-- start --
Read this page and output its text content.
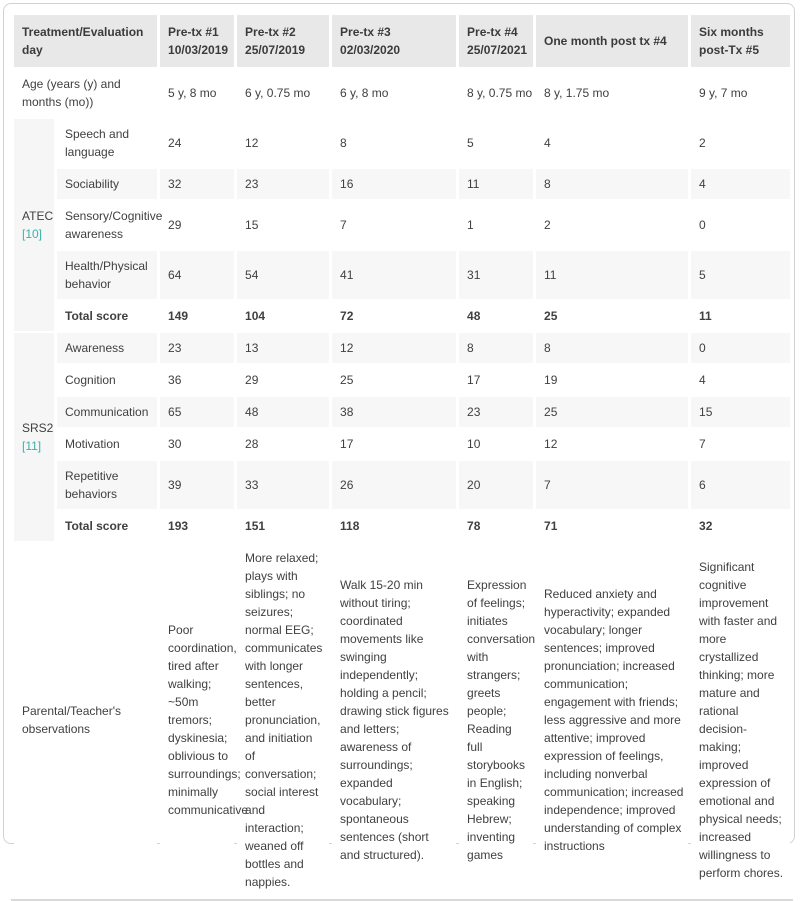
Treatment/Evaluation day		Pre-tx #1 10/03/2019	Pre-tx #2 25/07/2019	Pre-tx #3 02/03/2020	Pre-tx #4 25/07/2021	One month post tx #4	Six months post-Tx #5
Age (years (y) and months (mo))		5 y, 8 mo	6 y, 0.75 mo	6 y, 8 mo	8 y, 0.75 mo	8 y, 1.75 mo	9 y, 7 mo

ATEC
[10]	Speech and language	24	12	8	5	4	2
	Sociability	32	23	16	11	8	4
	Sensory/Cognitive awareness	29	15	7	1	2	0
	Health/Physical behavior	64	54	41	31	11	5
	Total score	149	104	72	48	25	11

SRS2
[11]	Awareness	23	13	12	8	8	0
	Cognition	36	29	25	17	19	4
	Communication	65	48	38	23	25	15
	Motivation	30	28	17	10	12	7
	Repetitive behaviors	39	33	26	20	7	6
	Total score	193	151	118	78	71	32
Parental/Teacher's observations	Poor coordination, tired after walking; ~50m tremors; dyskinesia; oblivious to surroundings; minimally communicative	More relaxed; plays with siblings; no seizures; normal EEG; communicates with longer sentences, better pronunciation, and initiation of conversation; social interest and interaction; weaned off bottles and nappies.	Walk 15-20 min without tiring; coordinated movements like swinging independently; holding a pencil; drawing stick figures and letters; awareness of surroundings; expanded vocabulary; spontaneous sentences (short and structured).	Expression of feelings; initiates conversation with strangers; greets people; Reading full storybooks in English; speaking Hebrew; inventing games	Reduced anxiety and hyperactivity; expanded vocabulary; longer sentences; improved pronunciation; increased communication; engagement with friends; less aggressive and more attentive; improved expression of feelings, including nonverbal communication; increased independence; improved understanding of complex instructions	Significant cognitive improvement with faster and more crystallized thinking; more mature and rational decision-making; improved expression of emotional and physical needs; increased willingness to perform chores.
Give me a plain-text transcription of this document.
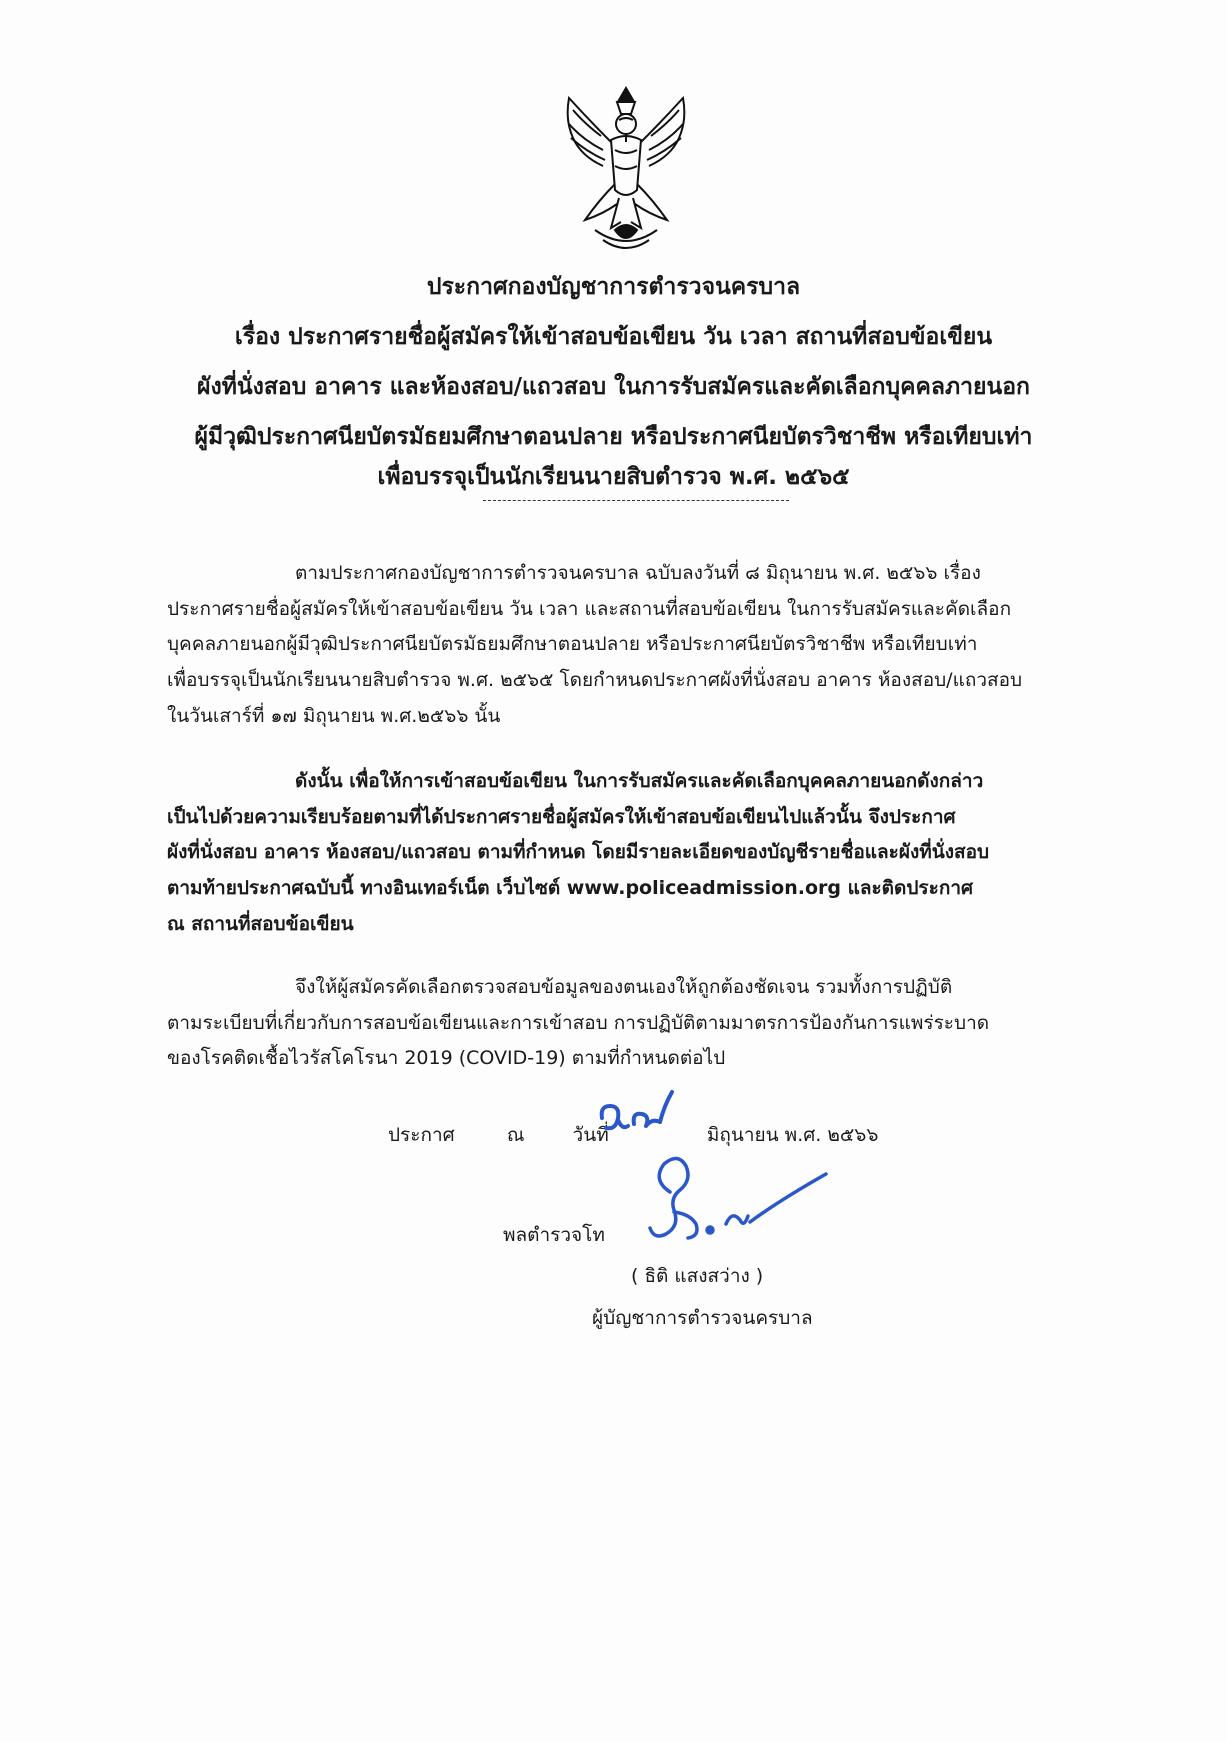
ประกาศกองบัญชาการตำรวจนครบาล
เรื่อง ประกาศรายชื่อผู้สมัครให้เข้าสอบข้อเขียน วัน เวลา สถานที่สอบข้อเขียน
ผังที่นั่งสอบ อาคาร และห้องสอบ/แถวสอบ ในการรับสมัครและคัดเลือกบุคคลภายนอก
ผู้มีวุฒิประกาศนียบัตรมัธยมศึกษาตอนปลาย หรือประกาศนียบัตรวิชาชีพ หรือเทียบเท่า
เพื่อบรรจุเป็นนักเรียนนายสิบตำรวจ พ.ศ. ๒๕๖๕
ตามประกาศกองบัญชาการตำรวจนครบาล ฉบับลงวันที่ ๘ มิถุนายน พ.ศ. ๒๕๖๖ เรื่อง
ประกาศรายชื่อผู้สมัครให้เข้าสอบข้อเขียน วัน เวลา และสถานที่สอบข้อเขียน ในการรับสมัครและคัดเลือก
บุคคลภายนอกผู้มีวุฒิประกาศนียบัตรมัธยมศึกษาตอนปลาย หรือประกาศนียบัตรวิชาชีพ หรือเทียบเท่า
เพื่อบรรจุเป็นนักเรียนนายสิบตำรวจ พ.ศ. ๒๕๖๕ โดยกำหนดประกาศผังที่นั่งสอบ อาคาร ห้องสอบ/แถวสอบ
ในวันเสาร์ที่ ๑๗ มิถุนายน พ.ศ.๒๕๖๖ นั้น
ดังนั้น เพื่อให้การเข้าสอบข้อเขียน ในการรับสมัครและคัดเลือกบุคคลภายนอกดังกล่าว
เป็นไปด้วยความเรียบร้อยตามที่ได้ประกาศรายชื่อผู้สมัครให้เข้าสอบข้อเขียนไปแล้วนั้น จึงประกาศ
ผังที่นั่งสอบ อาคาร ห้องสอบ/แถวสอบ ตามที่กำหนด โดยมีรายละเอียดของบัญชีรายชื่อและผังที่นั่งสอบ
ตามท้ายประกาศฉบับนี้ ทางอินเทอร์เน็ต เว็บไซต์ www.policeadmission.org และติดประกาศ
ณ สถานที่สอบข้อเขียน
จึงให้ผู้สมัครคัดเลือกตรวจสอบข้อมูลของตนเองให้ถูกต้องชัดเจน รวมทั้งการปฏิบัติ
ตามระเบียบที่เกี่ยวกับการสอบข้อเขียนและการเข้าสอบ การปฏิบัติตามมาตรการป้องกันการแพร่ระบาด
ของโรคติดเชื้อไวรัสโคโรนา 2019 (COVID-19) ตามที่กำหนดต่อไป
ประกาศ	ณ	วันที่	มิถุนายน พ.ศ. ๒๕๖๖
พลตำรวจโท
( ธิติ แสงสว่าง )
ผู้บัญชาการตำรวจนครบาล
-- end --
▶ [EXERCISE]
Return the records exactly. Don't carry the pictures over.

▶ [SOLUTION TO THIS PROBLEM]
Read this page and output its text content.
Treatment/Evaluation day		Pre-tx #1 10/03/2019	Pre-tx #2 25/07/2019	Pre-tx #3 02/03/2020	Pre-tx #4 25/07/2021	One month post tx #4	Six months post-Tx #5
Age (years (y) and months (mo))		5 y, 8 mo	6 y, 0.75 mo	6 y, 8 mo	8 y, 0.75 mo	8 y, 1.75 mo	9 y, 7 mo

ATEC
[10]	Speech and language	24	12	8	5	4	2
	Sociability	32	23	16	11	8	4
	Sensory/Cognitive awareness	29	15	7	1	2	0
	Health/Physical behavior	64	54	41	31	11	5
	Total score	149	104	72	48	25	11

SRS2
[11]	Awareness	23	13	12	8	8	0
	Cognition	36	29	25	17	19	4
	Communication	65	48	38	23	25	15
	Motivation	30	28	17	10	12	7
	Repetitive behaviors	39	33	26	20	7	6
	Total score	193	151	118	78	71	32
Parental/Teacher's observations	Poor coordination, tired after walking; ~50m tremors; dyskinesia; oblivious to surroundings; minimally communicative	More relaxed; plays with siblings; no seizures; normal EEG; communicates with longer sentences, better pronunciation, and initiation of conversation; social interest and interaction; weaned off bottles and nappies.	Walk 15-20 min without tiring; coordinated movements like swinging independently; holding a pencil; drawing stick figures and letters; awareness of surroundings; expanded vocabulary; spontaneous sentences (short and structured).	Expression of feelings; initiates conversation with strangers; greets people; Reading full storybooks in English; speaking Hebrew; inventing games	Reduced anxiety and hyperactivity; expanded vocabulary; longer sentences; improved pronunciation; increased communication; engagement with friends; less aggressive and more attentive; improved expression of feelings, including nonverbal communication; increased independence; improved understanding of complex instructions	Significant cognitive improvement with faster and more crystallized thinking; more mature and rational decision-making; improved expression of emotional and physical needs; increased willingness to perform chores.
Give me a plain-text transcription of this document.
ประกาศกองบัญชาการตำรวจนครบาล
เรื่อง ประกาศรายชื่อผู้สมัครให้เข้าสอบข้อเขียน วัน เวลา สถานที่สอบข้อเขียน
ผังที่นั่งสอบ อาคาร และห้องสอบ/แถวสอบ ในการรับสมัครและคัดเลือกบุคคลภายนอก
ผู้มีวุฒิประกาศนียบัตรมัธยมศึกษาตอนปลาย หรือประกาศนียบัตรวิชาชีพ หรือเทียบเท่า
เพื่อบรรจุเป็นนักเรียนนายสิบตำรวจ พ.ศ. ๒๕๖๕
ตามประกาศกองบัญชาการตำรวจนครบาล ฉบับลงวันที่ ๘ มิถุนายน พ.ศ. ๒๕๖๖ เรื่อง
ประกาศรายชื่อผู้สมัครให้เข้าสอบข้อเขียน วัน เวลา และสถานที่สอบข้อเขียน ในการรับสมัครและคัดเลือก
บุคคลภายนอกผู้มีวุฒิประกาศนียบัตรมัธยมศึกษาตอนปลาย หรือประกาศนียบัตรวิชาชีพ หรือเทียบเท่า
เพื่อบรรจุเป็นนักเรียนนายสิบตำรวจ พ.ศ. ๒๕๖๕ โดยกำหนดประกาศผังที่นั่งสอบ อาคาร ห้องสอบ/แถวสอบ
ในวันเสาร์ที่ ๑๗ มิถุนายน พ.ศ.๒๕๖๖ นั้น
ดังนั้น เพื่อให้การเข้าสอบข้อเขียน ในการรับสมัครและคัดเลือกบุคคลภายนอกดังกล่าว
เป็นไปด้วยความเรียบร้อยตามที่ได้ประกาศรายชื่อผู้สมัครให้เข้าสอบข้อเขียนไปแล้วนั้น จึงประกาศ
ผังที่นั่งสอบ อาคาร ห้องสอบ/แถวสอบ ตามที่กำหนด โดยมีรายละเอียดของบัญชีรายชื่อและผังที่นั่งสอบ
ตามท้ายประกาศฉบับนี้ ทางอินเทอร์เน็ต เว็บไซต์ www.policeadmission.org และติดประกาศ
ณ สถานที่สอบข้อเขียน
จึงให้ผู้สมัครคัดเลือกตรวจสอบข้อมูลของตนเองให้ถูกต้องชัดเจน รวมทั้งการปฏิบัติ
ตามระเบียบที่เกี่ยวกับการสอบข้อเขียนและการเข้าสอบ การปฏิบัติตามมาตรการป้องกันการแพร่ระบาด
ของโรคติดเชื้อไวรัสโคโรนา 2019 (COVID-19) ตามที่กำหนดต่อไป
ประกาศ	ณ	วันที่	มิถุนายน พ.ศ. ๒๕๖๖
พลตำรวจโท
( ธิติ แสงสว่าง )
ผู้บัญชาการตำรวจนครบาล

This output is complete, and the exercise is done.